* _CHALLENGE_: Copy out the entries exactly, from the first line to the last.
Start of ENTRIES SHOWN
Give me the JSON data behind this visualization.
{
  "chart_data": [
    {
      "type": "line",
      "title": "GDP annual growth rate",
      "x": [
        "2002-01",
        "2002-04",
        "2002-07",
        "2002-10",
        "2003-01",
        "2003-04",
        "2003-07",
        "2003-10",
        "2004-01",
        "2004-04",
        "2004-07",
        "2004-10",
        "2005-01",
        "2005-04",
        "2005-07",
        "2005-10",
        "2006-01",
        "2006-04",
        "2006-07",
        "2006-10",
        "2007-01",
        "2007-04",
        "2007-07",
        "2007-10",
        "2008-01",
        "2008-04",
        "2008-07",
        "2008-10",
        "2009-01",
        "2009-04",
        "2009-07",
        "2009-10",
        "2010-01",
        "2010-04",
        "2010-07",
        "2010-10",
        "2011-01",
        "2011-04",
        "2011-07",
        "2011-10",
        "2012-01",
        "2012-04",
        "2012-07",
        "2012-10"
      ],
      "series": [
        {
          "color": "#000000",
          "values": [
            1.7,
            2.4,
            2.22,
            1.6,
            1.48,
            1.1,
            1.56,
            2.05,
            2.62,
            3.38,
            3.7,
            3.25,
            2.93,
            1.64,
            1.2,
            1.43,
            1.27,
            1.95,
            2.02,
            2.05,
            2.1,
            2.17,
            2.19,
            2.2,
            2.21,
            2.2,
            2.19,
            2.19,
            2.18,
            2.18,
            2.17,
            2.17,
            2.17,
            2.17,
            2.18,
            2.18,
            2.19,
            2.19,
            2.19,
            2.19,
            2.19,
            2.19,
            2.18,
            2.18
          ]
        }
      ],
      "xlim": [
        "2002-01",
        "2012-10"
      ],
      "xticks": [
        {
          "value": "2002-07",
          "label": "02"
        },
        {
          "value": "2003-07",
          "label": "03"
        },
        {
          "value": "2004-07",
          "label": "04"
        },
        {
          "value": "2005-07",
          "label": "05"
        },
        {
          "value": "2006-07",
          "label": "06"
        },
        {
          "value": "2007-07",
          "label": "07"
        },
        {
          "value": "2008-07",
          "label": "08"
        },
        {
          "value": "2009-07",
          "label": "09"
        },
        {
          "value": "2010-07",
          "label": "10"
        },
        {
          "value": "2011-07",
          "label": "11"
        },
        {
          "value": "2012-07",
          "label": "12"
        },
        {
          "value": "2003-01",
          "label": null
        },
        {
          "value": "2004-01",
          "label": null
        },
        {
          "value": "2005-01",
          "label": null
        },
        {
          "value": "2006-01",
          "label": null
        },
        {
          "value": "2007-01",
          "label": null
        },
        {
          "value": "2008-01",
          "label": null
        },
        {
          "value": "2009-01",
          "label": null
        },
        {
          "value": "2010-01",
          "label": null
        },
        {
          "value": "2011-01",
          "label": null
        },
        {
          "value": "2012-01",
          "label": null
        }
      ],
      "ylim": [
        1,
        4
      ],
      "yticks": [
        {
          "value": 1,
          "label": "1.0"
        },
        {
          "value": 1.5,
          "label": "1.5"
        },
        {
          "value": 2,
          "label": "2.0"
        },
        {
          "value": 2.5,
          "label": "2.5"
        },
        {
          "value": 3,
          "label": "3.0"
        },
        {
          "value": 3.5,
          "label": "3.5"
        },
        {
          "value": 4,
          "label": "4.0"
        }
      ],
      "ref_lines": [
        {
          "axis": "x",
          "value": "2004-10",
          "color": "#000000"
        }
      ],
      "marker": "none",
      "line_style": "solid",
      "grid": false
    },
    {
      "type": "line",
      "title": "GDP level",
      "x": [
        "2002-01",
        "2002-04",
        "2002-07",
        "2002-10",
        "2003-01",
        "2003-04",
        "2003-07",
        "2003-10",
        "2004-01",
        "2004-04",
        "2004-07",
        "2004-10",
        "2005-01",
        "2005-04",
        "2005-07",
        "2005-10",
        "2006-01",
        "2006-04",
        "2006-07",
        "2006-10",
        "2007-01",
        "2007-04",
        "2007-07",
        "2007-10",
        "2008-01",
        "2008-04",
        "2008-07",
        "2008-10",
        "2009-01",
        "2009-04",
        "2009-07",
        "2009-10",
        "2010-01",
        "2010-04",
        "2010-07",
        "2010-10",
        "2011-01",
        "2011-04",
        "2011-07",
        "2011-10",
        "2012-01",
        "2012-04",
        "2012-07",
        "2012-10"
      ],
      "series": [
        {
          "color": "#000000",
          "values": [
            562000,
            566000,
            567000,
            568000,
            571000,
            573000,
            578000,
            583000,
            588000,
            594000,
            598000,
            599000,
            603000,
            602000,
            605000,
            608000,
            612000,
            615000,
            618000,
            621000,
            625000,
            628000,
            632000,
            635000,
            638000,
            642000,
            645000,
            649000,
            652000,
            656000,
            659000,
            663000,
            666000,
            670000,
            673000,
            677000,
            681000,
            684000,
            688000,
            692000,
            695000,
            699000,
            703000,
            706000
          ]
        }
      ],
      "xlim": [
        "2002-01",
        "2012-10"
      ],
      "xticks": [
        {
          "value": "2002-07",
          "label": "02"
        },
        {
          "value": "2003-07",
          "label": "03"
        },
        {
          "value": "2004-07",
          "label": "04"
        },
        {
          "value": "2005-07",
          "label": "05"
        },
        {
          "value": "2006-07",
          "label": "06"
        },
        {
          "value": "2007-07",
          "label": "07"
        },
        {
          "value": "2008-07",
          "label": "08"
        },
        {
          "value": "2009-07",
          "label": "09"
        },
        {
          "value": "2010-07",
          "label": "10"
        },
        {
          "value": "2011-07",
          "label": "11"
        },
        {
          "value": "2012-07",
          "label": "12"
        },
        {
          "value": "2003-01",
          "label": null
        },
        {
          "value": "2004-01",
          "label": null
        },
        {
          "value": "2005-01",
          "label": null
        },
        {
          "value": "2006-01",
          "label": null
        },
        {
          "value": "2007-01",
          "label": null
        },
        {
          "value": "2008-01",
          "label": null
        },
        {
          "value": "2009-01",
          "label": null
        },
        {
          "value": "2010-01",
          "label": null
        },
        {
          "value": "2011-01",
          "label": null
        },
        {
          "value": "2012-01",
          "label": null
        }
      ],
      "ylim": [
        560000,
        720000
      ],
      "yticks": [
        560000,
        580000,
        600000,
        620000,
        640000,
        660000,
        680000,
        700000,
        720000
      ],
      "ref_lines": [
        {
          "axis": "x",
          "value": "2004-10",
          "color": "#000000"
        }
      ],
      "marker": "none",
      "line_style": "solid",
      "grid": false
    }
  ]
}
End of ENTRIES SHOWN
* _EXERCISE RESULT_:
Give me the JSON data behind this visualization.
{
  "chart_data": [
    {
      "type": "line",
      "title": "GDP annual growth rate",
      "x": [
        "2002-01",
        "2002-04",
        "2002-07",
        "2002-10",
        "2003-01",
        "2003-04",
        "2003-07",
        "2003-10",
        "2004-01",
        "2004-04",
        "2004-07",
        "2004-10",
        "2005-01",
        "2005-04",
        "2005-07",
        "2005-10",
        "2006-01",
        "2006-04",
        "2006-07",
        "2006-10",
        "2007-01",
        "2007-04",
        "2007-07",
        "2007-10",
        "2008-01",
        "2008-04",
        "2008-07",
        "2008-10",
        "2009-01",
        "2009-04",
        "2009-07",
        "2009-10",
        "2010-01",
        "2010-04",
        "2010-07",
        "2010-10",
        "2011-01",
        "2011-04",
        "2011-07",
        "2011-10",
        "2012-01",
        "2012-04",
        "2012-07",
        "2012-10"
      ],
      "series": [
        {
          "color": "#000000",
          "values": [
            1.7,
            2.4,
            2.22,
            1.6,
            1.48,
            1.1,
            1.56,
            2.05,
            2.62,
            3.38,
            3.7,
            3.25,
            2.93,
            1.64,
            1.2,
            1.43,
            1.27,
            1.95,
            2.02,
            2.05,
            2.1,
            2.17,
            2.19,
            2.2,
            2.21,
            2.2,
            2.19,
            2.19,
            2.18,
            2.18,
            2.17,
            2.17,
            2.17,
            2.17,
            2.18,
            2.18,
            2.19,
            2.19,
            2.19,
            2.19,
            2.19,
            2.19,
            2.18,
            2.18
          ]
        }
      ],
      "xlim": [
        "2002-01",
        "2012-10"
      ],
      "xticks": [
        {
          "value": "2002-07",
          "label": "02"
        },
        {
          "value": "2003-07",
          "label": "03"
        },
        {
          "value": "2004-07",
          "label": "04"
        },
        {
          "value": "2005-07",
          "label": "05"
        },
        {
          "value": "2006-07",
          "label": "06"
        },
        {
          "value": "2007-07",
          "label": "07"
        },
        {
          "value": "2008-07",
          "label": "08"
        },
        {
          "value": "2009-07",
          "label": "09"
        },
        {
          "value": "2010-07",
          "label": "10"
        },
        {
          "value": "2011-07",
          "label": "11"
        },
        {
          "value": "2012-07",
          "label": "12"
        },
        {
          "value": "2003-01",
          "label": null
        },
        {
          "value": "2004-01",
          "label": null
        },
        {
          "value": "2005-01",
          "label": null
        },
        {
          "value": "2006-01",
          "label": null
        },
        {
          "value": "2007-01",
          "label": null
        },
        {
          "value": "2008-01",
          "label": null
        },
        {
          "value": "2009-01",
          "label": null
        },
        {
          "value": "2010-01",
          "label": null
        },
        {
          "value": "2011-01",
          "label": null
        },
        {
          "value": "2012-01",
          "label": null
        }
      ],
      "ylim": [
        1,
        4
      ],
      "yticks": [
        {
          "value": 1,
          "label": "1.0"
        },
        {
          "value": 1.5,
          "label": "1.5"
        },
        {
          "value": 2,
          "label": "2.0"
        },
        {
          "value": 2.5,
          "label": "2.5"
        },
        {
          "value": 3,
          "label": "3.0"
        },
        {
          "value": 3.5,
          "label": "3.5"
        },
        {
          "value": 4,
          "label": "4.0"
        }
      ],
      "ref_lines": [
        {
          "axis": "x",
          "value": "2004-10",
          "color": "#000000"
        }
      ],
      "marker": "none",
      "line_style": "solid",
      "grid": false
    },
    {
      "type": "line",
      "title": "GDP level",
      "x": [
        "2002-01",
        "2002-04",
        "2002-07",
        "2002-10",
        "2003-01",
        "2003-04",
        "2003-07",
        "2003-10",
        "2004-01",
        "2004-04",
        "2004-07",
        "2004-10",
        "2005-01",
        "2005-04",
        "2005-07",
        "2005-10",
        "2006-01",
        "2006-04",
        "2006-07",
        "2006-10",
        "2007-01",
        "2007-04",
        "2007-07",
        "2007-10",
        "2008-01",
        "2008-04",
        "2008-07",
        "2008-10",
        "2009-01",
        "2009-04",
        "2009-07",
        "2009-10",
        "2010-01",
        "2010-04",
        "2010-07",
        "2010-10",
        "2011-01",
        "2011-04",
        "2011-07",
        "2011-10",
        "2012-01",
        "2012-04",
        "2012-07",
        "2012-10"
      ],
      "series": [
        {
          "color": "#000000",
          "values": [
            562000,
            566000,
            567000,
            568000,
            571000,
            573000,
            578000,
            583000,
            588000,
            594000,
            598000,
            599000,
            603000,
            602000,
            605000,
            608000,
            612000,
            615000,
            618000,
            621000,
            625000,
            628000,
            632000,
            635000,
            638000,
            642000,
            645000,
            649000,
            652000,
            656000,
            659000,
            663000,
            666000,
            670000,
            673000,
            677000,
            681000,
            684000,
            688000,
            692000,
            695000,
            699000,
            703000,
            706000
          ]
        }
      ],
      "xlim": [
        "2002-01",
        "2012-10"
      ],
      "xticks": [
        {
          "value": "2002-07",
          "label": "02"
        },
        {
          "value": "2003-07",
          "label": "03"
        },
        {
          "value": "2004-07",
          "label": "04"
        },
        {
          "value": "2005-07",
          "label": "05"
        },
        {
          "value": "2006-07",
          "label": "06"
        },
        {
          "value": "2007-07",
          "label": "07"
        },
        {
          "value": "2008-07",
          "label": "08"
        },
        {
          "value": "2009-07",
          "label": "09"
        },
        {
          "value": "2010-07",
          "label": "10"
        },
        {
          "value": "2011-07",
          "label": "11"
        },
        {
          "value": "2012-07",
          "label": "12"
        },
        {
          "value": "2003-01",
          "label": null
        },
        {
          "value": "2004-01",
          "label": null
        },
        {
          "value": "2005-01",
          "label": null
        },
        {
          "value": "2006-01",
          "label": null
        },
        {
          "value": "2007-01",
          "label": null
        },
        {
          "value": "2008-01",
          "label": null
        },
        {
          "value": "2009-01",
          "label": null
        },
        {
          "value": "2010-01",
          "label": null
        },
        {
          "value": "2011-01",
          "label": null
        },
        {
          "value": "2012-01",
          "label": null
        }
      ],
      "ylim": [
        560000,
        720000
      ],
      "yticks": [
        560000,
        580000,
        600000,
        620000,
        640000,
        660000,
        680000,
        700000,
        720000
      ],
      "ref_lines": [
        {
          "axis": "x",
          "value": "2004-10",
          "color": "#000000"
        }
      ],
      "marker": "none",
      "line_style": "solid",
      "grid": false
    }
  ]
}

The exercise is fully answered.